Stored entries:
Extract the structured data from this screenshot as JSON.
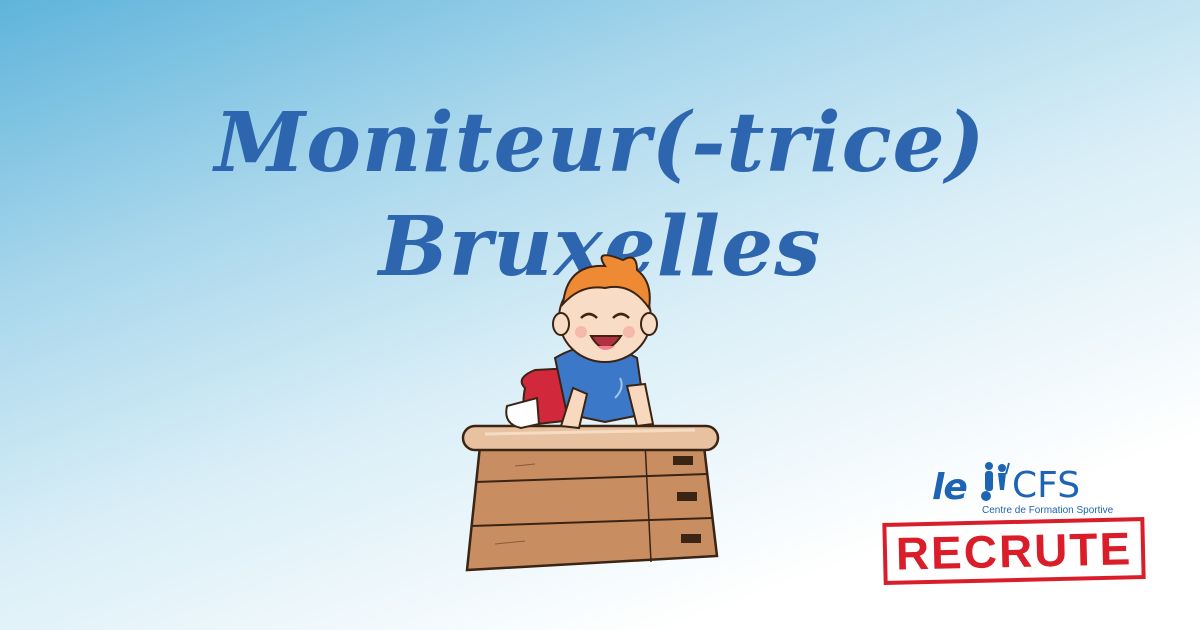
{
  "title": {
    "line1": "Moniteur(-trice)",
    "line2": "Bruxelles"
  },
  "logo": {
    "prefix": "le",
    "name": "CFS",
    "subtitle": "Centre de Formation Sportive"
  },
  "stamp": "RECRUTE",
  "illustration": "child-on-vaulting-box",
  "colors": {
    "title": "#2d66ae",
    "logo": "#1e64b4",
    "stamp": "#d91e2a",
    "background_top": "#5fb4db",
    "background_bottom": "#ffffff"
  }
}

◆ Problem ◆
Reproduce every line above as written, skipping pictures.

◆ Solved exercise ◆
Extract the structured data from this screenshot as JSON.
{
  "title": {
    "line1": "Moniteur(-trice)",
    "line2": "Bruxelles"
  },
  "logo": {
    "prefix": "le",
    "name": "CFS",
    "subtitle": "Centre de Formation Sportive"
  },
  "stamp": "RECRUTE",
  "illustration": "child-on-vaulting-box",
  "colors": {
    "title": "#2d66ae",
    "logo": "#1e64b4",
    "stamp": "#d91e2a",
    "background_top": "#5fb4db",
    "background_bottom": "#ffffff"
  }
}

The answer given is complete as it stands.